*PROBLEM TO SOLVE*
Reproduce the entries exactly.

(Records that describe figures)
* * * *

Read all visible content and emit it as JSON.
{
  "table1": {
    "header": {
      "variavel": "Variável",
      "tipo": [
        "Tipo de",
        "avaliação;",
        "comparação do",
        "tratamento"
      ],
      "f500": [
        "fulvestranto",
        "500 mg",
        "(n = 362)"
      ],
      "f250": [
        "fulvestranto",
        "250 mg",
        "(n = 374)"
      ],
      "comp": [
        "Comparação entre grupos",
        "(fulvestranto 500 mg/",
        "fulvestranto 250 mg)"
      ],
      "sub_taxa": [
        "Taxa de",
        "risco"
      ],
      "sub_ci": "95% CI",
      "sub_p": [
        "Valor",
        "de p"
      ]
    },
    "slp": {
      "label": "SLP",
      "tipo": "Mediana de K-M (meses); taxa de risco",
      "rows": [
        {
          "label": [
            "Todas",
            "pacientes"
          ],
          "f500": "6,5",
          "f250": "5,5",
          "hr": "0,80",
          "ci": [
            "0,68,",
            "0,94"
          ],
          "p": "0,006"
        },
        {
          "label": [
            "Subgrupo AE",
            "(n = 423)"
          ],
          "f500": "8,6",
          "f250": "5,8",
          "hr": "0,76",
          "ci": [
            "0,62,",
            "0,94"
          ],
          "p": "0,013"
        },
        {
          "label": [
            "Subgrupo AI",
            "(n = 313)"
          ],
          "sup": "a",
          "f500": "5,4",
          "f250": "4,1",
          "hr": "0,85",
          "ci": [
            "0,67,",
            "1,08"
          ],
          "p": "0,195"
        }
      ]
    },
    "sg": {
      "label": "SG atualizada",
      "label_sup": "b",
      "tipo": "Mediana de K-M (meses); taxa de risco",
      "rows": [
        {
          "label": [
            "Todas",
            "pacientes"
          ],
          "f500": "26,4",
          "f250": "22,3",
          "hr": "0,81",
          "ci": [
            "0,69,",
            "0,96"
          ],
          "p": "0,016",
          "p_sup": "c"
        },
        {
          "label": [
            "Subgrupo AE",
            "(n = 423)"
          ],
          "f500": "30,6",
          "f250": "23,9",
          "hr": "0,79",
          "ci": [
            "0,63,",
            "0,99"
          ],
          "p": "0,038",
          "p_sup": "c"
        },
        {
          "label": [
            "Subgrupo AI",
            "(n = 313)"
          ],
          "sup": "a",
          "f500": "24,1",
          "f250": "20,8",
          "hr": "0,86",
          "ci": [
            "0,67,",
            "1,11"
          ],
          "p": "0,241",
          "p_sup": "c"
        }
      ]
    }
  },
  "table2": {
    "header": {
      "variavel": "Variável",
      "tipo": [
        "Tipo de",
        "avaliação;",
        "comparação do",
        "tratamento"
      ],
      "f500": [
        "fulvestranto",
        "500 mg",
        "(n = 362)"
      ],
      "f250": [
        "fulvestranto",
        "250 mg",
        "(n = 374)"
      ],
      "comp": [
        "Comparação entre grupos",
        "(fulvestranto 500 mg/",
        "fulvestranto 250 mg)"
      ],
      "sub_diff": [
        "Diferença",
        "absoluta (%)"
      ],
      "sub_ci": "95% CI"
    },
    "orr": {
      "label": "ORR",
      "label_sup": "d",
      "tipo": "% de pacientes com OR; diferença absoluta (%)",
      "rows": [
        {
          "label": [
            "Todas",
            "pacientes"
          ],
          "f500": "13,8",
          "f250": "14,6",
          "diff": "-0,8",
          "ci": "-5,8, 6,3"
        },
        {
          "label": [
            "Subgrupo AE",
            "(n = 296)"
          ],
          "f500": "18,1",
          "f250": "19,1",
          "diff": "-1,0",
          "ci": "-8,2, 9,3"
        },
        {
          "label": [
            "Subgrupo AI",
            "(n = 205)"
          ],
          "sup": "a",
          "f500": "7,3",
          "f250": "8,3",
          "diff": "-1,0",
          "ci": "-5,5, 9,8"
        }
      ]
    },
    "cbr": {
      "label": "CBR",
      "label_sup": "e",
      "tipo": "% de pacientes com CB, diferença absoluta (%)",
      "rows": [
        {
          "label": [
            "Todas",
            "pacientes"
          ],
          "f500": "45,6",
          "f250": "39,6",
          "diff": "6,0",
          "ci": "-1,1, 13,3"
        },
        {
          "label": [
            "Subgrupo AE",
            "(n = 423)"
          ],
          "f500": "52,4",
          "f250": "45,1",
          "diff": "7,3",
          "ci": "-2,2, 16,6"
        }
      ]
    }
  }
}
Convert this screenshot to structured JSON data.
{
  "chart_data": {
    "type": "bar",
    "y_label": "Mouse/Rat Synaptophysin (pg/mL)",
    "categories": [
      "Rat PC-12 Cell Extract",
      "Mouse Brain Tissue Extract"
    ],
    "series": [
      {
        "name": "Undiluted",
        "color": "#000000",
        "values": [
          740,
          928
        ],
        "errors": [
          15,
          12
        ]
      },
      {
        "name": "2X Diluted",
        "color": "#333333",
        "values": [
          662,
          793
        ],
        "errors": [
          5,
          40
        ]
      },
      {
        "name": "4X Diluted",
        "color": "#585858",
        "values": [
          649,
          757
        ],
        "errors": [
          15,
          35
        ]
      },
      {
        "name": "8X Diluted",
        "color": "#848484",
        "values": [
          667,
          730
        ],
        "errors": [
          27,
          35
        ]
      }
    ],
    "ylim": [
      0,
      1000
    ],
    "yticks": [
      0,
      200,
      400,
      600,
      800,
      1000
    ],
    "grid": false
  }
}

* * * *

*TASK ANSWER*
Read all visible content and emit it as JSON.
{
  "table1": {
    "header": {
      "variavel": "Variável",
      "tipo": [
        "Tipo de",
        "avaliação;",
        "comparação do",
        "tratamento"
      ],
      "f500": [
        "fulvestranto",
        "500 mg",
        "(n = 362)"
      ],
      "f250": [
        "fulvestranto",
        "250 mg",
        "(n = 374)"
      ],
      "comp": [
        "Comparação entre grupos",
        "(fulvestranto 500 mg/",
        "fulvestranto 250 mg)"
      ],
      "sub_taxa": [
        "Taxa de",
        "risco"
      ],
      "sub_ci": "95% CI",
      "sub_p": [
        "Valor",
        "de p"
      ]
    },
    "slp": {
      "label": "SLP",
      "tipo": "Mediana de K-M (meses); taxa de risco",
      "rows": [
        {
          "label": [
            "Todas",
            "pacientes"
          ],
          "f500": "6,5",
          "f250": "5,5",
          "hr": "0,80",
          "ci": [
            "0,68,",
            "0,94"
          ],
          "p": "0,006"
        },
        {
          "label": [
            "Subgrupo AE",
            "(n = 423)"
          ],
          "f500": "8,6",
          "f250": "5,8",
          "hr": "0,76",
          "ci": [
            "0,62,",
            "0,94"
          ],
          "p": "0,013"
        },
        {
          "label": [
            "Subgrupo AI",
            "(n = 313)"
          ],
          "sup": "a",
          "f500": "5,4",
          "f250": "4,1",
          "hr": "0,85",
          "ci": [
            "0,67,",
            "1,08"
          ],
          "p": "0,195"
        }
      ]
    },
    "sg": {
      "label": "SG atualizada",
      "label_sup": "b",
      "tipo": "Mediana de K-M (meses); taxa de risco",
      "rows": [
        {
          "label": [
            "Todas",
            "pacientes"
          ],
          "f500": "26,4",
          "f250": "22,3",
          "hr": "0,81",
          "ci": [
            "0,69,",
            "0,96"
          ],
          "p": "0,016",
          "p_sup": "c"
        },
        {
          "label": [
            "Subgrupo AE",
            "(n = 423)"
          ],
          "f500": "30,6",
          "f250": "23,9",
          "hr": "0,79",
          "ci": [
            "0,63,",
            "0,99"
          ],
          "p": "0,038",
          "p_sup": "c"
        },
        {
          "label": [
            "Subgrupo AI",
            "(n = 313)"
          ],
          "sup": "a",
          "f500": "24,1",
          "f250": "20,8",
          "hr": "0,86",
          "ci": [
            "0,67,",
            "1,11"
          ],
          "p": "0,241",
          "p_sup": "c"
        }
      ]
    }
  },
  "table2": {
    "header": {
      "variavel": "Variável",
      "tipo": [
        "Tipo de",
        "avaliação;",
        "comparação do",
        "tratamento"
      ],
      "f500": [
        "fulvestranto",
        "500 mg",
        "(n = 362)"
      ],
      "f250": [
        "fulvestranto",
        "250 mg",
        "(n = 374)"
      ],
      "comp": [
        "Comparação entre grupos",
        "(fulvestranto 500 mg/",
        "fulvestranto 250 mg)"
      ],
      "sub_diff": [
        "Diferença",
        "absoluta (%)"
      ],
      "sub_ci": "95% CI"
    },
    "orr": {
      "label": "ORR",
      "label_sup": "d",
      "tipo": "% de pacientes com OR; diferença absoluta (%)",
      "rows": [
        {
          "label": [
            "Todas",
            "pacientes"
          ],
          "f500": "13,8",
          "f250": "14,6",
          "diff": "-0,8",
          "ci": "-5,8, 6,3"
        },
        {
          "label": [
            "Subgrupo AE",
            "(n = 296)"
          ],
          "f500": "18,1",
          "f250": "19,1",
          "diff": "-1,0",
          "ci": "-8,2, 9,3"
        },
        {
          "label": [
            "Subgrupo AI",
            "(n = 205)"
          ],
          "sup": "a",
          "f500": "7,3",
          "f250": "8,3",
          "diff": "-1,0",
          "ci": "-5,5, 9,8"
        }
      ]
    },
    "cbr": {
      "label": "CBR",
      "label_sup": "e",
      "tipo": "% de pacientes com CB, diferença absoluta (%)",
      "rows": [
        {
          "label": [
            "Todas",
            "pacientes"
          ],
          "f500": "45,6",
          "f250": "39,6",
          "diff": "6,0",
          "ci": "-1,1, 13,3"
        },
        {
          "label": [
            "Subgrupo AE",
            "(n = 423)"
          ],
          "f500": "52,4",
          "f250": "45,1",
          "diff": "7,3",
          "ci": "-2,2, 16,6"
        }
      ]
    }
  }
}
Convert this screenshot to structured JSON data.
{
  "chart_data": {
    "type": "bar",
    "y_label": "Mouse/Rat Synaptophysin (pg/mL)",
    "categories": [
      "Rat PC-12 Cell Extract",
      "Mouse Brain Tissue Extract"
    ],
    "series": [
      {
        "name": "Undiluted",
        "color": "#000000",
        "values": [
          740,
          928
        ],
        "errors": [
          15,
          12
        ]
      },
      {
        "name": "2X Diluted",
        "color": "#333333",
        "values": [
          662,
          793
        ],
        "errors": [
          5,
          40
        ]
      },
      {
        "name": "4X Diluted",
        "color": "#585858",
        "values": [
          649,
          757
        ],
        "errors": [
          15,
          35
        ]
      },
      {
        "name": "8X Diluted",
        "color": "#848484",
        "values": [
          667,
          730
        ],
        "errors": [
          27,
          35
        ]
      }
    ],
    "ylim": [
      0,
      1000
    ],
    "yticks": [
      0,
      200,
      400,
      600,
      800,
      1000
    ],
    "grid": false
  }
}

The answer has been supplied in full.